Records from a data source
------------

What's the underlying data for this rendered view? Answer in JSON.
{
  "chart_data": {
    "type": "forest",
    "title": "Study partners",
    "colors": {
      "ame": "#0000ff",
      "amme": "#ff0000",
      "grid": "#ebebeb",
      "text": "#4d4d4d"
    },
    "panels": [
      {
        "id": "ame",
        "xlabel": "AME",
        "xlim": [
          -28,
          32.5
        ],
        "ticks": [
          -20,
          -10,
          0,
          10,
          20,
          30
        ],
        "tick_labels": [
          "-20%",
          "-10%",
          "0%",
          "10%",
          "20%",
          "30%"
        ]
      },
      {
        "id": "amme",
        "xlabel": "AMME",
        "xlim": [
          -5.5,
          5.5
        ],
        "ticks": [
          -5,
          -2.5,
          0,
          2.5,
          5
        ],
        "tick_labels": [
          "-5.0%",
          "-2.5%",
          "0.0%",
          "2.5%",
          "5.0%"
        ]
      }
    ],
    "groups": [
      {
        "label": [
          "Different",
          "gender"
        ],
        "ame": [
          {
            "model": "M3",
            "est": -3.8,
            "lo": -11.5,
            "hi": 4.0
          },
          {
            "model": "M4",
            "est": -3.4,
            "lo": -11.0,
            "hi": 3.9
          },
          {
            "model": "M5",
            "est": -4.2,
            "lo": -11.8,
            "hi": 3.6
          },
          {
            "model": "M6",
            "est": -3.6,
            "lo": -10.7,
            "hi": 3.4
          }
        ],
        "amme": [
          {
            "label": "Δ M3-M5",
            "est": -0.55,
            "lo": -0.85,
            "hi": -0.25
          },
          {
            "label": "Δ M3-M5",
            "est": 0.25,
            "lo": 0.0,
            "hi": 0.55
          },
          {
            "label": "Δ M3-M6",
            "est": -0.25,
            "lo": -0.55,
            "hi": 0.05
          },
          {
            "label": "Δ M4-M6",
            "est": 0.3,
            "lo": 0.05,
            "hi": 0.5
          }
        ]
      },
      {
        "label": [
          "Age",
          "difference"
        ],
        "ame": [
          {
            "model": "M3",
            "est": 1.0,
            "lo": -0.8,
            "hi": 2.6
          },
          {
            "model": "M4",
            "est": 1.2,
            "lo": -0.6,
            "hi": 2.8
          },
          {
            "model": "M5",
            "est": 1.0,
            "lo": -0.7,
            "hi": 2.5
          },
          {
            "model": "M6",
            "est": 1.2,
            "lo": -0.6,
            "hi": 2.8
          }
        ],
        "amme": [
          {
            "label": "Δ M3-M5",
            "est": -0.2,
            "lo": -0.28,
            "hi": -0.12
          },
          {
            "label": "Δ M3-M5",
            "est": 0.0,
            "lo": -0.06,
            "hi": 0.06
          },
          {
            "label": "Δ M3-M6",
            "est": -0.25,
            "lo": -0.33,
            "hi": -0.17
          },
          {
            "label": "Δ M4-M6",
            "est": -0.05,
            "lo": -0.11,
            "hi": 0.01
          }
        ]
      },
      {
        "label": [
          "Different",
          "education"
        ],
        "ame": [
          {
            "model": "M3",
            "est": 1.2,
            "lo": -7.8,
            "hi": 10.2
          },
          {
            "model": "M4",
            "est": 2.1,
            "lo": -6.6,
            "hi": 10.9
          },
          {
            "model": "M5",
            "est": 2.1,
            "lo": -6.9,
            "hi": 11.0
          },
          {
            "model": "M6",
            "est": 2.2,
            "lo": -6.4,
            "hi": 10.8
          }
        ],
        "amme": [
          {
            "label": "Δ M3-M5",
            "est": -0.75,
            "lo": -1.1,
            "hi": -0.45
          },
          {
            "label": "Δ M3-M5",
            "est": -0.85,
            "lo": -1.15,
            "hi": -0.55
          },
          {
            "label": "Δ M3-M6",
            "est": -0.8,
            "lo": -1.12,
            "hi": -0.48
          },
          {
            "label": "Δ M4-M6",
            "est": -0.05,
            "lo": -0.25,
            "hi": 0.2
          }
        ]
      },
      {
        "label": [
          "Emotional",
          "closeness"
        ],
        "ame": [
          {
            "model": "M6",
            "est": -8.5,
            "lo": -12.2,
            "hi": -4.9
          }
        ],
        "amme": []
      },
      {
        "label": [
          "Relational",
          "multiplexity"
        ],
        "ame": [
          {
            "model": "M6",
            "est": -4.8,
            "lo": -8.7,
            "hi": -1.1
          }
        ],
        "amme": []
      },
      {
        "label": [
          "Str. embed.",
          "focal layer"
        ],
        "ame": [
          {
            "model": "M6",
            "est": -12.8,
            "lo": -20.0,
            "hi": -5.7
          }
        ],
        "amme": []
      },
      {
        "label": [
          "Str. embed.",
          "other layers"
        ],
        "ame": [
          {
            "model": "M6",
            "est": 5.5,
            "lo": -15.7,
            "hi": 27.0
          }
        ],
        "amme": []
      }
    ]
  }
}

------------

Short task: Your task is to print the whole listing again exactly.

Complete output:
What's the underlying data for this rendered view? Answer in JSON.
{
  "chart_data": {
    "type": "forest",
    "title": "Study partners",
    "colors": {
      "ame": "#0000ff",
      "amme": "#ff0000",
      "grid": "#ebebeb",
      "text": "#4d4d4d"
    },
    "panels": [
      {
        "id": "ame",
        "xlabel": "AME",
        "xlim": [
          -28,
          32.5
        ],
        "ticks": [
          -20,
          -10,
          0,
          10,
          20,
          30
        ],
        "tick_labels": [
          "-20%",
          "-10%",
          "0%",
          "10%",
          "20%",
          "30%"
        ]
      },
      {
        "id": "amme",
        "xlabel": "AMME",
        "xlim": [
          -5.5,
          5.5
        ],
        "ticks": [
          -5,
          -2.5,
          0,
          2.5,
          5
        ],
        "tick_labels": [
          "-5.0%",
          "-2.5%",
          "0.0%",
          "2.5%",
          "5.0%"
        ]
      }
    ],
    "groups": [
      {
        "label": [
          "Different",
          "gender"
        ],
        "ame": [
          {
            "model": "M3",
            "est": -3.8,
            "lo": -11.5,
            "hi": 4.0
          },
          {
            "model": "M4",
            "est": -3.4,
            "lo": -11.0,
            "hi": 3.9
          },
          {
            "model": "M5",
            "est": -4.2,
            "lo": -11.8,
            "hi": 3.6
          },
          {
            "model": "M6",
            "est": -3.6,
            "lo": -10.7,
            "hi": 3.4
          }
        ],
        "amme": [
          {
            "label": "Δ M3-M5",
            "est": -0.55,
            "lo": -0.85,
            "hi": -0.25
          },
          {
            "label": "Δ M3-M5",
            "est": 0.25,
            "lo": 0.0,
            "hi": 0.55
          },
          {
            "label": "Δ M3-M6",
            "est": -0.25,
            "lo": -0.55,
            "hi": 0.05
          },
          {
            "label": "Δ M4-M6",
            "est": 0.3,
            "lo": 0.05,
            "hi": 0.5
          }
        ]
      },
      {
        "label": [
          "Age",
          "difference"
        ],
        "ame": [
          {
            "model": "M3",
            "est": 1.0,
            "lo": -0.8,
            "hi": 2.6
          },
          {
            "model": "M4",
            "est": 1.2,
            "lo": -0.6,
            "hi": 2.8
          },
          {
            "model": "M5",
            "est": 1.0,
            "lo": -0.7,
            "hi": 2.5
          },
          {
            "model": "M6",
            "est": 1.2,
            "lo": -0.6,
            "hi": 2.8
          }
        ],
        "amme": [
          {
            "label": "Δ M3-M5",
            "est": -0.2,
            "lo": -0.28,
            "hi": -0.12
          },
          {
            "label": "Δ M3-M5",
            "est": 0.0,
            "lo": -0.06,
            "hi": 0.06
          },
          {
            "label": "Δ M3-M6",
            "est": -0.25,
            "lo": -0.33,
            "hi": -0.17
          },
          {
            "label": "Δ M4-M6",
            "est": -0.05,
            "lo": -0.11,
            "hi": 0.01
          }
        ]
      },
      {
        "label": [
          "Different",
          "education"
        ],
        "ame": [
          {
            "model": "M3",
            "est": 1.2,
            "lo": -7.8,
            "hi": 10.2
          },
          {
            "model": "M4",
            "est": 2.1,
            "lo": -6.6,
            "hi": 10.9
          },
          {
            "model": "M5",
            "est": 2.1,
            "lo": -6.9,
            "hi": 11.0
          },
          {
            "model": "M6",
            "est": 2.2,
            "lo": -6.4,
            "hi": 10.8
          }
        ],
        "amme": [
          {
            "label": "Δ M3-M5",
            "est": -0.75,
            "lo": -1.1,
            "hi": -0.45
          },
          {
            "label": "Δ M3-M5",
            "est": -0.85,
            "lo": -1.15,
            "hi": -0.55
          },
          {
            "label": "Δ M3-M6",
            "est": -0.8,
            "lo": -1.12,
            "hi": -0.48
          },
          {
            "label": "Δ M4-M6",
            "est": -0.05,
            "lo": -0.25,
            "hi": 0.2
          }
        ]
      },
      {
        "label": [
          "Emotional",
          "closeness"
        ],
        "ame": [
          {
            "model": "M6",
            "est": -8.5,
            "lo": -12.2,
            "hi": -4.9
          }
        ],
        "amme": []
      },
      {
        "label": [
          "Relational",
          "multiplexity"
        ],
        "ame": [
          {
            "model": "M6",
            "est": -4.8,
            "lo": -8.7,
            "hi": -1.1
          }
        ],
        "amme": []
      },
      {
        "label": [
          "Str. embed.",
          "focal layer"
        ],
        "ame": [
          {
            "model": "M6",
            "est": -12.8,
            "lo": -20.0,
            "hi": -5.7
          }
        ],
        "amme": []
      },
      {
        "label": [
          "Str. embed.",
          "other layers"
        ],
        "ame": [
          {
            "model": "M6",
            "est": 5.5,
            "lo": -15.7,
            "hi": 27.0
          }
        ],
        "amme": []
      }
    ]
  }
}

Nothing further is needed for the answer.